-- Recorded information start --

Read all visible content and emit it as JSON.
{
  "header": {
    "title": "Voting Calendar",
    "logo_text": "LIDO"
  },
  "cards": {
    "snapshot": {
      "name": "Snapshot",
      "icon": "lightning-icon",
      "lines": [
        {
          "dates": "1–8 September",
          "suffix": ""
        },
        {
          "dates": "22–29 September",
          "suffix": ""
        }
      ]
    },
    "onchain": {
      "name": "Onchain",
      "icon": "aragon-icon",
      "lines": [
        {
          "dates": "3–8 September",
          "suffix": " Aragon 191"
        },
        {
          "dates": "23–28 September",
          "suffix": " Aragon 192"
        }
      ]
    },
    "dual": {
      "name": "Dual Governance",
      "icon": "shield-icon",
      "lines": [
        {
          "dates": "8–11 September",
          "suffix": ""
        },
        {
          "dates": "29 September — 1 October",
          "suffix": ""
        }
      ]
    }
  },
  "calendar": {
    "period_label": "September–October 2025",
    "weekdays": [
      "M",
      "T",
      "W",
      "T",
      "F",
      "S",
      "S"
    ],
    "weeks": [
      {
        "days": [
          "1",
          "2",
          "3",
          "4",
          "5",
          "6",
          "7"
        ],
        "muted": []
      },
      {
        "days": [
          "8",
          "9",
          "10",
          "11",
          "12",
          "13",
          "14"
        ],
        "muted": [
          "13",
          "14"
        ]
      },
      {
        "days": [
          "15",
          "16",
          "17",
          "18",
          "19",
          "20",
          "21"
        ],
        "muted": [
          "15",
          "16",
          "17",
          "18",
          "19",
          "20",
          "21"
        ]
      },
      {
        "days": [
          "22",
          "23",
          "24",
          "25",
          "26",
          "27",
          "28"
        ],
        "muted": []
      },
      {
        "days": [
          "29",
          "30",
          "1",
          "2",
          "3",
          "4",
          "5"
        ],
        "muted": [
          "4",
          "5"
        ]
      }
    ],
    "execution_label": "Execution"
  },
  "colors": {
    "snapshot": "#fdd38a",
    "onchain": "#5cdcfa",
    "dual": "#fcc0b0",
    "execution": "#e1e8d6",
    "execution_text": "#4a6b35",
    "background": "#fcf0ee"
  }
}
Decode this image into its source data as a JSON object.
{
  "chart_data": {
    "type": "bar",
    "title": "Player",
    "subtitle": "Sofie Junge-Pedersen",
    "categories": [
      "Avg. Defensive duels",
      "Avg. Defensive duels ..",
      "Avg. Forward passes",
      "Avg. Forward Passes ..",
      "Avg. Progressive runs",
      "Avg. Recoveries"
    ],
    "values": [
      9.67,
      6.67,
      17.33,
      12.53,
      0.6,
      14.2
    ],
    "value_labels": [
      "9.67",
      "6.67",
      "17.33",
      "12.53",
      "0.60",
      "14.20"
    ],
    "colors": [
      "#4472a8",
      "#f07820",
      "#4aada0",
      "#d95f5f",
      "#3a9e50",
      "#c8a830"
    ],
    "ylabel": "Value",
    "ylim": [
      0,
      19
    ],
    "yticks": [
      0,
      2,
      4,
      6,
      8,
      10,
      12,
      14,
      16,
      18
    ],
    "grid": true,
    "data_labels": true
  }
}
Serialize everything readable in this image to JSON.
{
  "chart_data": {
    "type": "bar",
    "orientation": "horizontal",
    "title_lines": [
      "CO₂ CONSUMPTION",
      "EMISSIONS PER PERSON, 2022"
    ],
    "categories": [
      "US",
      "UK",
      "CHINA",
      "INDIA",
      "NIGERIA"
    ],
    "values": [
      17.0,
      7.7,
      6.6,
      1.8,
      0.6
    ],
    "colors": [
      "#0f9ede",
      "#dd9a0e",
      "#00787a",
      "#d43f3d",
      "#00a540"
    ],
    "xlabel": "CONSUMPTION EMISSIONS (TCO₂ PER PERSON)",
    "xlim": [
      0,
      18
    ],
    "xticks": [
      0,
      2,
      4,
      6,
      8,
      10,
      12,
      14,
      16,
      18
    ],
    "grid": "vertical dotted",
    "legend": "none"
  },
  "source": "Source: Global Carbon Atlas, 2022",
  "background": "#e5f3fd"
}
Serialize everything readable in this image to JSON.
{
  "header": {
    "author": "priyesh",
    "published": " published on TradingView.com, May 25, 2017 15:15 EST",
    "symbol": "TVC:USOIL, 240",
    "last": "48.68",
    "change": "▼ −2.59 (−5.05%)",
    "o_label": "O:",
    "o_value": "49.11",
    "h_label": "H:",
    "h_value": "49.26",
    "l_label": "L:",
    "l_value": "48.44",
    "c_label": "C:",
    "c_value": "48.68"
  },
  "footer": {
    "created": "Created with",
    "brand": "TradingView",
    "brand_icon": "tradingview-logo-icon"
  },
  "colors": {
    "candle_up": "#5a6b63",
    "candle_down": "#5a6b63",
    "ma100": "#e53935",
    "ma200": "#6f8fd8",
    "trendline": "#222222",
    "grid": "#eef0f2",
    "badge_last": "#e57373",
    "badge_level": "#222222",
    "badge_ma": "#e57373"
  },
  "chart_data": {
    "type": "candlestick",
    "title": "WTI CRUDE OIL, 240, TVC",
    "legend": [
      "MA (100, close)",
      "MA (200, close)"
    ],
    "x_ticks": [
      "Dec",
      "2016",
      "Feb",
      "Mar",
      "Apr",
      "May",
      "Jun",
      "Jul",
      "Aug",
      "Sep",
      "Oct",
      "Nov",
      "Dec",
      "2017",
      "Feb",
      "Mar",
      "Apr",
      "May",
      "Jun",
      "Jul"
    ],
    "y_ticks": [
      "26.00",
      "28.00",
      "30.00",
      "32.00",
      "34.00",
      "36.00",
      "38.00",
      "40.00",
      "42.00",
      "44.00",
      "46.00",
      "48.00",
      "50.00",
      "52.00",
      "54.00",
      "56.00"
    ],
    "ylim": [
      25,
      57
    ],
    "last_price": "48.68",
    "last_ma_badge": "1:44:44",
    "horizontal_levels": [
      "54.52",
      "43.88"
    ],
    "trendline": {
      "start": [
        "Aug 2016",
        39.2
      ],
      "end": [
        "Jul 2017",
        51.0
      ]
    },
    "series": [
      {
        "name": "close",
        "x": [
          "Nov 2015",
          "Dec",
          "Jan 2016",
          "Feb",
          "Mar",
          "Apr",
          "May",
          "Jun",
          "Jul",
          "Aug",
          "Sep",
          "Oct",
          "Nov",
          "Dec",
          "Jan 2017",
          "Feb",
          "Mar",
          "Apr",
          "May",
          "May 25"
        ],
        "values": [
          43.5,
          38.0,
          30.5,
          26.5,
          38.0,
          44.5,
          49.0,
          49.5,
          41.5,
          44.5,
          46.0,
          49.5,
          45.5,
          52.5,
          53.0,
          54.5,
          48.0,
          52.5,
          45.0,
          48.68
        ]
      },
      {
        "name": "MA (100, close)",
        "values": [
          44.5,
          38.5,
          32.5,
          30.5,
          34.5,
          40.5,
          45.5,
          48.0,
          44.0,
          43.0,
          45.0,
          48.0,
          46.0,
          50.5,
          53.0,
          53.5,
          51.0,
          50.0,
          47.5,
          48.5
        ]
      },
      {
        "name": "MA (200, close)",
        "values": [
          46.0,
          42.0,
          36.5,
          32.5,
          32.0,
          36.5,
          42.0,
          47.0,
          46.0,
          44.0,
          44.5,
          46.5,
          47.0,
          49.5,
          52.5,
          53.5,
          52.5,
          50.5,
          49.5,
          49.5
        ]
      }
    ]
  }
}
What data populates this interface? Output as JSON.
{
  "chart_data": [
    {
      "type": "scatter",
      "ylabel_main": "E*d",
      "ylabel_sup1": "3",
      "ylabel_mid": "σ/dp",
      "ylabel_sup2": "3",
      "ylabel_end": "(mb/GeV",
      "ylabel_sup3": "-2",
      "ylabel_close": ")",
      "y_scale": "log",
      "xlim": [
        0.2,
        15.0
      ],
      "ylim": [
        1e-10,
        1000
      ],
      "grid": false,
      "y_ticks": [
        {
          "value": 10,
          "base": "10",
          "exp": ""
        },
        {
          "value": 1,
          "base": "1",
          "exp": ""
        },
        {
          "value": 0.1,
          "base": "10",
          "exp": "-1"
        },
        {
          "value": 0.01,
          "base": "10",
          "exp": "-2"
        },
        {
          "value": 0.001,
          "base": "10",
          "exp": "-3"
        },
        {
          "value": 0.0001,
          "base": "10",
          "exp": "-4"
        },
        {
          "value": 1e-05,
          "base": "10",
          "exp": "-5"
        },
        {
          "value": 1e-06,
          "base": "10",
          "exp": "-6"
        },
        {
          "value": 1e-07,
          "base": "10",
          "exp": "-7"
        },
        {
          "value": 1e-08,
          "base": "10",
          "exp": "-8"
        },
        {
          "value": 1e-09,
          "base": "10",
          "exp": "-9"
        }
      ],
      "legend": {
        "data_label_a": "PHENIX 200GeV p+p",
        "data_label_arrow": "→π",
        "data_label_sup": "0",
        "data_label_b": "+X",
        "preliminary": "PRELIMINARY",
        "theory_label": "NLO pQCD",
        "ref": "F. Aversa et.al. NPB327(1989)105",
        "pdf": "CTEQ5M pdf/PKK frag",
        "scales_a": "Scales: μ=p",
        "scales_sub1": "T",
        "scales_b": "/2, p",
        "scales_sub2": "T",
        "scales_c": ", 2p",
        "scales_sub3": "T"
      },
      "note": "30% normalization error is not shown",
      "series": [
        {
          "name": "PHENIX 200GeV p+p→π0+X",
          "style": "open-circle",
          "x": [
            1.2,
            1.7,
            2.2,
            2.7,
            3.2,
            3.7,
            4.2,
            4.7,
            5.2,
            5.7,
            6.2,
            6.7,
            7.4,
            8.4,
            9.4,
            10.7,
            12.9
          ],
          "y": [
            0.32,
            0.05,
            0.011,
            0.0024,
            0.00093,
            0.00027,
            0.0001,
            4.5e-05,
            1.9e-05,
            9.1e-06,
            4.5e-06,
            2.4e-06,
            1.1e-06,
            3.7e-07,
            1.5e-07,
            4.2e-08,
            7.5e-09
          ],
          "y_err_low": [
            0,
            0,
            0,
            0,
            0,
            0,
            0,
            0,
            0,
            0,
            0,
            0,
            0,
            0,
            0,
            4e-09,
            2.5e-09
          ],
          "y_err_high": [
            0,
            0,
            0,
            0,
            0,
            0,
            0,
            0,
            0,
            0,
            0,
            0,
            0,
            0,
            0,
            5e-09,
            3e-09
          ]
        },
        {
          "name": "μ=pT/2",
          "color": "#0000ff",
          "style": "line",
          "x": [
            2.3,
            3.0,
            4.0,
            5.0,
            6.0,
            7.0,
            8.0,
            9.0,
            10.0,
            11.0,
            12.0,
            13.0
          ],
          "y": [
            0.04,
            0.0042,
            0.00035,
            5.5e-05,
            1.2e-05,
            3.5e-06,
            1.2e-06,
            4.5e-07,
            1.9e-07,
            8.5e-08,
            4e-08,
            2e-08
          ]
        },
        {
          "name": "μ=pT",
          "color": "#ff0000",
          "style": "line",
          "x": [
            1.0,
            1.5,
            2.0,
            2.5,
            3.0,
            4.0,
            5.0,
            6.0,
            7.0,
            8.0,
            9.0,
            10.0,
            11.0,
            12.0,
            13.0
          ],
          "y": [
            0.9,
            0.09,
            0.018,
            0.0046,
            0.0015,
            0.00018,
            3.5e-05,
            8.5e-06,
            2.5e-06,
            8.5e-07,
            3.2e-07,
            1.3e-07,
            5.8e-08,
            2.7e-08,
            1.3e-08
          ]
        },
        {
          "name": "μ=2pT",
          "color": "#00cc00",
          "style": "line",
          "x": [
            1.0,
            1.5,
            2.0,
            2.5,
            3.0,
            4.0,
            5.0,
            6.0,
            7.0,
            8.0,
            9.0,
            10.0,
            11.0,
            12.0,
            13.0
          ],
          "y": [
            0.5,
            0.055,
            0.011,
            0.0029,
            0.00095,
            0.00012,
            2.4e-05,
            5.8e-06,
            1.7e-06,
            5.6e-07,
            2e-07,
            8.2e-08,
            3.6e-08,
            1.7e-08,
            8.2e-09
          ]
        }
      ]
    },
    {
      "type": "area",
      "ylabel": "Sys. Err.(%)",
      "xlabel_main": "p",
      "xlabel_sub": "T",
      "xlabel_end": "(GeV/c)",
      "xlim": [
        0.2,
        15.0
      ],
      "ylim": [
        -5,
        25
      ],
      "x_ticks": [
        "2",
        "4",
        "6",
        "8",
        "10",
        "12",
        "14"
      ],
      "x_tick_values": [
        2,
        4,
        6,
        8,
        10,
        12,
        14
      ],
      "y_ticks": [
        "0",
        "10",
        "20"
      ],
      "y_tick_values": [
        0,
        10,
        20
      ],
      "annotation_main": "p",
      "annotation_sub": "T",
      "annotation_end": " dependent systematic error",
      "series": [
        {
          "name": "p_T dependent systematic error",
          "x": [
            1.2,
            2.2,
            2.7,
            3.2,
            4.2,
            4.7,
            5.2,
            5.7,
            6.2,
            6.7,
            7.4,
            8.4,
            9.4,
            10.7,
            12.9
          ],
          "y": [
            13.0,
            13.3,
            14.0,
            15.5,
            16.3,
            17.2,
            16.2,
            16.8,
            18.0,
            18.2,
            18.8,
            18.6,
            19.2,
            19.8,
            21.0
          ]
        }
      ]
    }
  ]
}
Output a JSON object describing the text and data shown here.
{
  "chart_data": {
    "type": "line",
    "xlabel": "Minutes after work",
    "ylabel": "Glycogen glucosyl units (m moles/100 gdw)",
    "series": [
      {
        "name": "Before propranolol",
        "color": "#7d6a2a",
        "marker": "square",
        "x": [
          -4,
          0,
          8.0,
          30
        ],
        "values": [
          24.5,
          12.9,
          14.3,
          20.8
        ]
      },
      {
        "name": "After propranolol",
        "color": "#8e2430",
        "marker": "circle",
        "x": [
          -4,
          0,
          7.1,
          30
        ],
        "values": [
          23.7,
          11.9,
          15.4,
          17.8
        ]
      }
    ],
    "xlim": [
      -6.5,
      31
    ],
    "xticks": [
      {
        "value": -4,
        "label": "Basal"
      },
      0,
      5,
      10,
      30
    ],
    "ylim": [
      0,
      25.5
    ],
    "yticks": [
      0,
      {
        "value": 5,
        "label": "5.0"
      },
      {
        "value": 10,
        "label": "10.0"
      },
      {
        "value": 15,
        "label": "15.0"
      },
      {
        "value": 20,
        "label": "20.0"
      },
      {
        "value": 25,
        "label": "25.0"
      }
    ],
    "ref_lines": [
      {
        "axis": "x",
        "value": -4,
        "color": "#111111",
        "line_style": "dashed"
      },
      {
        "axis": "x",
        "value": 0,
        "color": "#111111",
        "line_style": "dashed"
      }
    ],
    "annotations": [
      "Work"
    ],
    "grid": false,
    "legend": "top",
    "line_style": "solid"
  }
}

-- Recorded information end --

*Task statement:*
Where a line holds "Defensive", copy that line.

*Expected output:*
      "Avg. Defensive duels",
      "Avg. Defensive duels ..",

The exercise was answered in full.